## [Short problem]
Determine which lines of the records include the word "this", and copy them.

-- begin --

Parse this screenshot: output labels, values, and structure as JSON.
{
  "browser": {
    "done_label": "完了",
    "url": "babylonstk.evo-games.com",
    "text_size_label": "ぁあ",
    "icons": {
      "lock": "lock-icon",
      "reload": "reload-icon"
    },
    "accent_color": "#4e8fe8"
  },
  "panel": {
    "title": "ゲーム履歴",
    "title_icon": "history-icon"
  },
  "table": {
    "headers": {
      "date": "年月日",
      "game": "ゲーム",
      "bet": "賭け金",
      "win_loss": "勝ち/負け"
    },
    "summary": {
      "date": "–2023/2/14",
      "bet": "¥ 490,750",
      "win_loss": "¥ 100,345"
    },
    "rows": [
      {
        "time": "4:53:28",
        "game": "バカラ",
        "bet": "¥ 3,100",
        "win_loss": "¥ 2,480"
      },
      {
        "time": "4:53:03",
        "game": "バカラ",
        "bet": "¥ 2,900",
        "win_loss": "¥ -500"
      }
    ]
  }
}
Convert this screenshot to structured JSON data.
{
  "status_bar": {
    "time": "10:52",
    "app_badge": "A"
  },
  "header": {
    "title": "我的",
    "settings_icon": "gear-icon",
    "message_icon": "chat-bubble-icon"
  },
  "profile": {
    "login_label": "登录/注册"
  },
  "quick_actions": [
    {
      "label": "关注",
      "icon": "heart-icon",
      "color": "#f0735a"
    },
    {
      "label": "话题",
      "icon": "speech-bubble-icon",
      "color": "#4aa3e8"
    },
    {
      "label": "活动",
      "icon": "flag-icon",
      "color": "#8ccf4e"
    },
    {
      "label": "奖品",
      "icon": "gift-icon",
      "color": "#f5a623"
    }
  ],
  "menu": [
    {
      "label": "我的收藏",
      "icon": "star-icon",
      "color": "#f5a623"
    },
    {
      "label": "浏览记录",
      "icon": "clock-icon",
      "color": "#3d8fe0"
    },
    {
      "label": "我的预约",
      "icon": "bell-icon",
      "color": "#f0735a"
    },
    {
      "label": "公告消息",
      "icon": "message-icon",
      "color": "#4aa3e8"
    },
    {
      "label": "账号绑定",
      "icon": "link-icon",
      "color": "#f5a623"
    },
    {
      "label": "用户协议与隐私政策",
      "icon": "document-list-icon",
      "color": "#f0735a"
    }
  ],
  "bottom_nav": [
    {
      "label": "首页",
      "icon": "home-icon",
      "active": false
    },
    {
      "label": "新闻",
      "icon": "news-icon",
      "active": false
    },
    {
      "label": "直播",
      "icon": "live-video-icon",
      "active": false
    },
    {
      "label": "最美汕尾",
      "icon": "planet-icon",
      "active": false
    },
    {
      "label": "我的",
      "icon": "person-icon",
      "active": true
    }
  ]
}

-- end --

## [Answer to the task]
Parse this screenshot: output labels, values, and structure as JSON.
Convert this screenshot to structured JSON data.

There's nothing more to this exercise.